■ **Data entries**:
● ● ● ● ● ● ●

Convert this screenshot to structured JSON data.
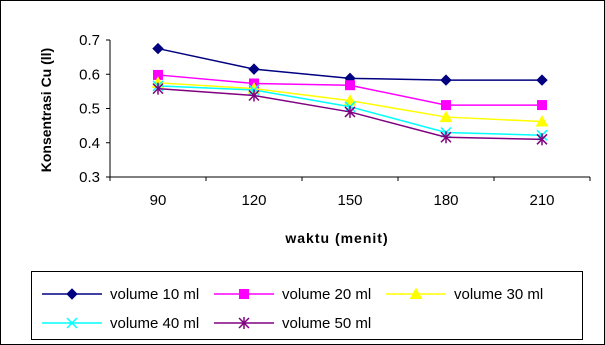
{
  "chart_data": {
    "type": "line",
    "title": "",
    "xlabel": "waktu (menit)",
    "ylabel": "Konsentrasi Cu (ll)",
    "categories": [
      "90",
      "120",
      "150",
      "180",
      "210"
    ],
    "ylim": [
      0.3,
      0.7
    ],
    "yticks": [
      "0.7",
      "0.6",
      "0.5",
      "0.4",
      "0.3"
    ],
    "grid": false,
    "legend_position": "bottom",
    "series": [
      {
        "name": "volume 10 ml",
        "values": [
          0.675,
          0.615,
          0.588,
          0.583,
          0.583
        ],
        "color": "#000080",
        "marker": "diamond"
      },
      {
        "name": "volume 20 ml",
        "values": [
          0.598,
          0.573,
          0.568,
          0.51,
          0.51
        ],
        "color": "#FF00FF",
        "marker": "square"
      },
      {
        "name": "volume 30 ml",
        "values": [
          0.575,
          0.558,
          0.523,
          0.475,
          0.462
        ],
        "color": "#FFFF00",
        "marker": "triangle"
      },
      {
        "name": "volume 40 ml",
        "values": [
          0.566,
          0.554,
          0.505,
          0.43,
          0.422
        ],
        "color": "#00FFFF",
        "marker": "x"
      },
      {
        "name": "volume 50 ml",
        "values": [
          0.558,
          0.538,
          0.49,
          0.416,
          0.41
        ],
        "color": "#800080",
        "marker": "star"
      }
    ]
  }
}
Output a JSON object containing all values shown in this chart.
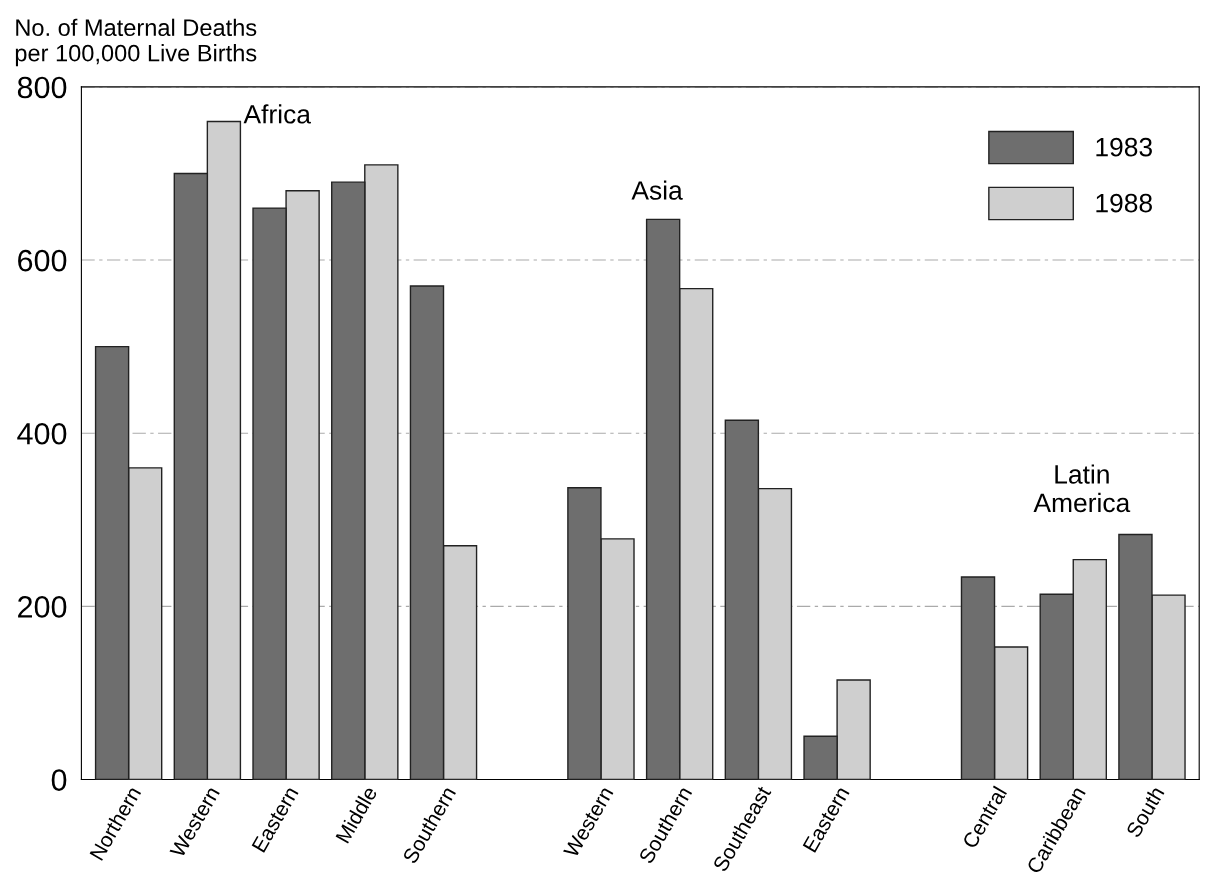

● ● ● ● ● ● ●

■ **Task statement**: Leave the pictures out and copy the rest of the data exactly.

■ **Solved problem**:
Convert this screenshot to structured JSON data.
{
  "chart_data": {
    "type": "line",
    "title": "",
    "xlabel": "waktu (menit)",
    "ylabel": "Konsentrasi Cu (ll)",
    "categories": [
      "90",
      "120",
      "150",
      "180",
      "210"
    ],
    "ylim": [
      0.3,
      0.7
    ],
    "yticks": [
      "0.7",
      "0.6",
      "0.5",
      "0.4",
      "0.3"
    ],
    "grid": false,
    "legend_position": "bottom",
    "series": [
      {
        "name": "volume 10 ml",
        "values": [
          0.675,
          0.615,
          0.588,
          0.583,
          0.583
        ],
        "color": "#000080",
        "marker": "diamond"
      },
      {
        "name": "volume 20 ml",
        "values": [
          0.598,
          0.573,
          0.568,
          0.51,
          0.51
        ],
        "color": "#FF00FF",
        "marker": "square"
      },
      {
        "name": "volume 30 ml",
        "values": [
          0.575,
          0.558,
          0.523,
          0.475,
          0.462
        ],
        "color": "#FFFF00",
        "marker": "triangle"
      },
      {
        "name": "volume 40 ml",
        "values": [
          0.566,
          0.554,
          0.505,
          0.43,
          0.422
        ],
        "color": "#00FFFF",
        "marker": "x"
      },
      {
        "name": "volume 50 ml",
        "values": [
          0.558,
          0.538,
          0.49,
          0.416,
          0.41
        ],
        "color": "#800080",
        "marker": "star"
      }
    ]
  }
}
Output a JSON object containing all values shown in this chart.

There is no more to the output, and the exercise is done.